§ Request
Copy out all of the material exactly as presented.

§ Dataset content
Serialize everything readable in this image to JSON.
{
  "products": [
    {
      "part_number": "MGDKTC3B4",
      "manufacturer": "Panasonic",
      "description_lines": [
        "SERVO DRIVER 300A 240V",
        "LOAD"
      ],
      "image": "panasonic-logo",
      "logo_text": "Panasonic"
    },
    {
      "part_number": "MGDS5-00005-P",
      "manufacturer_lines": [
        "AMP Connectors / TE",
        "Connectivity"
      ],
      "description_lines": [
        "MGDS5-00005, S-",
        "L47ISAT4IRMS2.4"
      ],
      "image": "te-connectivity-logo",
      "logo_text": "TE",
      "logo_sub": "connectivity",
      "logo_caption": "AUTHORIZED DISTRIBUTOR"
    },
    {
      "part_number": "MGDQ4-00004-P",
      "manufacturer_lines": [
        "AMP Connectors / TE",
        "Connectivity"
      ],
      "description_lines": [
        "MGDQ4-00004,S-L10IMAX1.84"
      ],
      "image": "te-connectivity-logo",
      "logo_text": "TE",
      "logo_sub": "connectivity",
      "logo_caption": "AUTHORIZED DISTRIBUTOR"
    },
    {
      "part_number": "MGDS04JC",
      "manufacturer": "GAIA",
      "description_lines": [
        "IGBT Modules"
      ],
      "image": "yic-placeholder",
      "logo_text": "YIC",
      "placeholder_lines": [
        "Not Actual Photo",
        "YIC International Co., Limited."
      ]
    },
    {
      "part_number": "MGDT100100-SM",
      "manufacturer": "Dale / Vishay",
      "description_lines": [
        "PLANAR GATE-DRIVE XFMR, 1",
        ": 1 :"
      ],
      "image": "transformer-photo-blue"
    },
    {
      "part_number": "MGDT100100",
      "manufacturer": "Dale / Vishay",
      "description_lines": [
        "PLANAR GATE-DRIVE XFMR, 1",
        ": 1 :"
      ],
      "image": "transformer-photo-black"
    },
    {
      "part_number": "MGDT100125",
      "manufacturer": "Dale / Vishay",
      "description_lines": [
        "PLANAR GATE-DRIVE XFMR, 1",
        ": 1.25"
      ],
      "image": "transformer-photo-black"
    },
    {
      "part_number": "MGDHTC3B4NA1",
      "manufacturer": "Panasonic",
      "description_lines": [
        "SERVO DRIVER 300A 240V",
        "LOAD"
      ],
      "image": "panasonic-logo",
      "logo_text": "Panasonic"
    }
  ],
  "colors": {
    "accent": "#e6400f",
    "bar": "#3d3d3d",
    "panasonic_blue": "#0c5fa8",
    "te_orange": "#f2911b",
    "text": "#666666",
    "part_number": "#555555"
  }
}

§ Result of the exercise
Serialize everything readable in this image to JSON.
{
  "products": [
    {
      "part_number": "MGDKTC3B4",
      "manufacturer": "Panasonic",
      "description_lines": [
        "SERVO DRIVER 300A 240V",
        "LOAD"
      ],
      "image": "panasonic-logo",
      "logo_text": "Panasonic"
    },
    {
      "part_number": "MGDS5-00005-P",
      "manufacturer_lines": [
        "AMP Connectors / TE",
        "Connectivity"
      ],
      "description_lines": [
        "MGDS5-00005, S-",
        "L47ISAT4IRMS2.4"
      ],
      "image": "te-connectivity-logo",
      "logo_text": "TE",
      "logo_sub": "connectivity",
      "logo_caption": "AUTHORIZED DISTRIBUTOR"
    },
    {
      "part_number": "MGDQ4-00004-P",
      "manufacturer_lines": [
        "AMP Connectors / TE",
        "Connectivity"
      ],
      "description_lines": [
        "MGDQ4-00004,S-L10IMAX1.84"
      ],
      "image": "te-connectivity-logo",
      "logo_text": "TE",
      "logo_sub": "connectivity",
      "logo_caption": "AUTHORIZED DISTRIBUTOR"
    },
    {
      "part_number": "MGDS04JC",
      "manufacturer": "GAIA",
      "description_lines": [
        "IGBT Modules"
      ],
      "image": "yic-placeholder",
      "logo_text": "YIC",
      "placeholder_lines": [
        "Not Actual Photo",
        "YIC International Co., Limited."
      ]
    },
    {
      "part_number": "MGDT100100-SM",
      "manufacturer": "Dale / Vishay",
      "description_lines": [
        "PLANAR GATE-DRIVE XFMR, 1",
        ": 1 :"
      ],
      "image": "transformer-photo-blue"
    },
    {
      "part_number": "MGDT100100",
      "manufacturer": "Dale / Vishay",
      "description_lines": [
        "PLANAR GATE-DRIVE XFMR, 1",
        ": 1 :"
      ],
      "image": "transformer-photo-black"
    },
    {
      "part_number": "MGDT100125",
      "manufacturer": "Dale / Vishay",
      "description_lines": [
        "PLANAR GATE-DRIVE XFMR, 1",
        ": 1.25"
      ],
      "image": "transformer-photo-black"
    },
    {
      "part_number": "MGDHTC3B4NA1",
      "manufacturer": "Panasonic",
      "description_lines": [
        "SERVO DRIVER 300A 240V",
        "LOAD"
      ],
      "image": "panasonic-logo",
      "logo_text": "Panasonic"
    }
  ],
  "colors": {
    "accent": "#e6400f",
    "bar": "#3d3d3d",
    "panasonic_blue": "#0c5fa8",
    "te_orange": "#f2911b",
    "text": "#666666",
    "part_number": "#555555"
  }
}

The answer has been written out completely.